* **Work required**
Take each line that has the word "America" and return it.

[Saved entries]
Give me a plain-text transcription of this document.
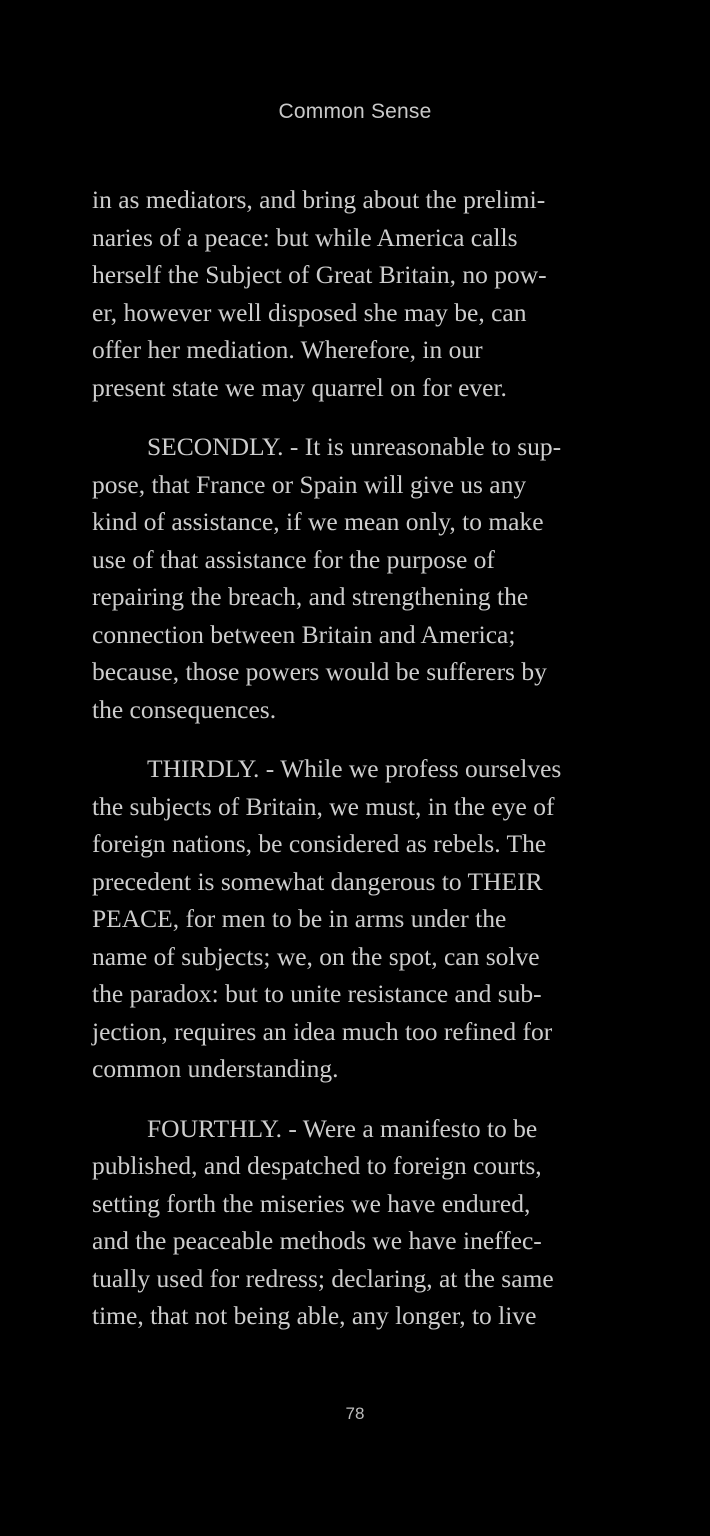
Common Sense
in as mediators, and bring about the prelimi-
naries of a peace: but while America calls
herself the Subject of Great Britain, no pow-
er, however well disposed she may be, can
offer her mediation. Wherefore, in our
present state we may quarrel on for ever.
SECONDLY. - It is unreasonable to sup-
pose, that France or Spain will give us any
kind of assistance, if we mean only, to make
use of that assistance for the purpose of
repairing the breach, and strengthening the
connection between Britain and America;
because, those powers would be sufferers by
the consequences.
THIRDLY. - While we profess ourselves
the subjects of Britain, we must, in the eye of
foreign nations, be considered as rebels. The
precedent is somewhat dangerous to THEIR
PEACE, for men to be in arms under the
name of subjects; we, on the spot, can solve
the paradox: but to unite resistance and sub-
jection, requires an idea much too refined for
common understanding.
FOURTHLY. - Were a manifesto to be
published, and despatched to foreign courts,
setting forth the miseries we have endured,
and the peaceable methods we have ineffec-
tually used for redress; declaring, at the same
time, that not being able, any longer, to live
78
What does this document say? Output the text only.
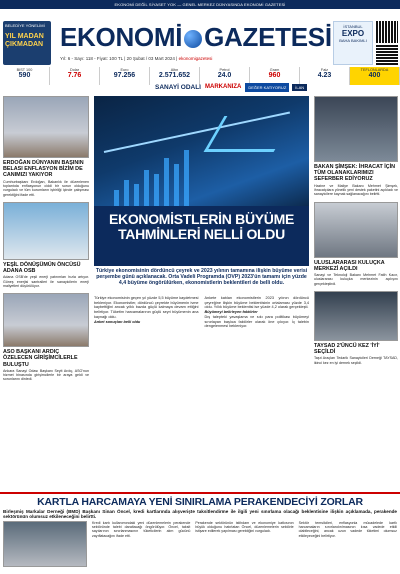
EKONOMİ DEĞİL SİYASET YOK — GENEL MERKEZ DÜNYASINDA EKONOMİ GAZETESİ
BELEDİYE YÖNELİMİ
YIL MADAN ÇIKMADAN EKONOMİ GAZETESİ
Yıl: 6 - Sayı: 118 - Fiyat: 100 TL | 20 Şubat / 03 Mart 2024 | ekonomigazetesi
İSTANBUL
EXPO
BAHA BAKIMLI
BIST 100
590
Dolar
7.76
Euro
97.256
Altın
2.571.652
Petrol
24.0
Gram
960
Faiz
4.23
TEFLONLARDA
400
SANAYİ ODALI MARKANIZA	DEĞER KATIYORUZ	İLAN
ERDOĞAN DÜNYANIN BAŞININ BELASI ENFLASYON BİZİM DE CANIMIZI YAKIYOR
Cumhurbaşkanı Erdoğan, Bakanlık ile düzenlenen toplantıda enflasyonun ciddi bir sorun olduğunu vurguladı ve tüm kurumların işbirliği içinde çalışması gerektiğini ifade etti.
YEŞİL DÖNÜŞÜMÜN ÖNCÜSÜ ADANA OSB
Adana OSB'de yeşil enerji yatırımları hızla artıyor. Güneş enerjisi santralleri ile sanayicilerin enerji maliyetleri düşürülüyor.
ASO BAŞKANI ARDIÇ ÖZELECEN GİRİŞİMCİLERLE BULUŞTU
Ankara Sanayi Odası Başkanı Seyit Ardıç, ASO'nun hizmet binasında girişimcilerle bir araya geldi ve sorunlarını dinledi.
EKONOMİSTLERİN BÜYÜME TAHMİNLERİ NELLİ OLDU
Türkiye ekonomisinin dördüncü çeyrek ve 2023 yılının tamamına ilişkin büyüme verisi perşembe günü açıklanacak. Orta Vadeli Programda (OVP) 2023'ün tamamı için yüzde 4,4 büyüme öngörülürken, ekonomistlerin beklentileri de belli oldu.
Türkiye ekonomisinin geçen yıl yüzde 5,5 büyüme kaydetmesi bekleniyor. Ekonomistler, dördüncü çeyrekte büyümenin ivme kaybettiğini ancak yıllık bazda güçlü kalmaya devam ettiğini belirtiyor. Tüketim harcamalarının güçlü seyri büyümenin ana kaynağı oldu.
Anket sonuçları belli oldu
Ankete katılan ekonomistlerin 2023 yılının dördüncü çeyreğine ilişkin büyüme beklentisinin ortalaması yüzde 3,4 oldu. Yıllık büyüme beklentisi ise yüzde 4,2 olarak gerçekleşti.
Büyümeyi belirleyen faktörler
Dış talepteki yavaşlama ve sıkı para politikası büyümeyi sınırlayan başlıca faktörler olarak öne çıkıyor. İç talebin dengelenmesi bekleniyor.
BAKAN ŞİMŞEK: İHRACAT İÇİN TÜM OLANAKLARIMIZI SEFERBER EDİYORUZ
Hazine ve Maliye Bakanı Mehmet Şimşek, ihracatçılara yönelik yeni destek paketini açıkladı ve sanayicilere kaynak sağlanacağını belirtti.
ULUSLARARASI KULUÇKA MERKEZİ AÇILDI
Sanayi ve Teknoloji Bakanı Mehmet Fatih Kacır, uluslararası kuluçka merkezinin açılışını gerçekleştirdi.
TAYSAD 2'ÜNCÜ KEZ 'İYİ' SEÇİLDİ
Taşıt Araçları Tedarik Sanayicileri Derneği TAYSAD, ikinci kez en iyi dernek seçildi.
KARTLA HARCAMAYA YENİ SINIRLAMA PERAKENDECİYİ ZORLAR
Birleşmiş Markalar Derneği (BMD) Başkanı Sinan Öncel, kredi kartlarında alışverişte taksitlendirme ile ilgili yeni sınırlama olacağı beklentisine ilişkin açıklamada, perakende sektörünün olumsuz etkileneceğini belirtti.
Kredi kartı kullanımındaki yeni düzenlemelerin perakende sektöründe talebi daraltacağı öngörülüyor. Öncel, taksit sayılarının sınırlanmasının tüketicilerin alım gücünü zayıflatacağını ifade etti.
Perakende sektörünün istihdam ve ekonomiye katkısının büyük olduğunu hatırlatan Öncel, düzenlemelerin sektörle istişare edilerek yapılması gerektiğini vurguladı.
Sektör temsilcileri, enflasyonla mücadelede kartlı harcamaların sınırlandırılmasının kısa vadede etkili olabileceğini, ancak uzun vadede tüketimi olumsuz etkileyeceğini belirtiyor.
==
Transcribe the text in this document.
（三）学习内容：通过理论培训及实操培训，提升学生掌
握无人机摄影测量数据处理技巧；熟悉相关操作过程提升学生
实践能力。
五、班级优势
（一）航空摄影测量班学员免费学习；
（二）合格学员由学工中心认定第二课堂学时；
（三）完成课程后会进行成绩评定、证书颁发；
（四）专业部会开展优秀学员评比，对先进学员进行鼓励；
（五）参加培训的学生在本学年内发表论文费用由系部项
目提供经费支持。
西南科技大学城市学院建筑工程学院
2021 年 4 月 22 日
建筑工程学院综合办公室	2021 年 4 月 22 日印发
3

* **Correct result**
naries of a peace: but while America calls
connection between Britain and America;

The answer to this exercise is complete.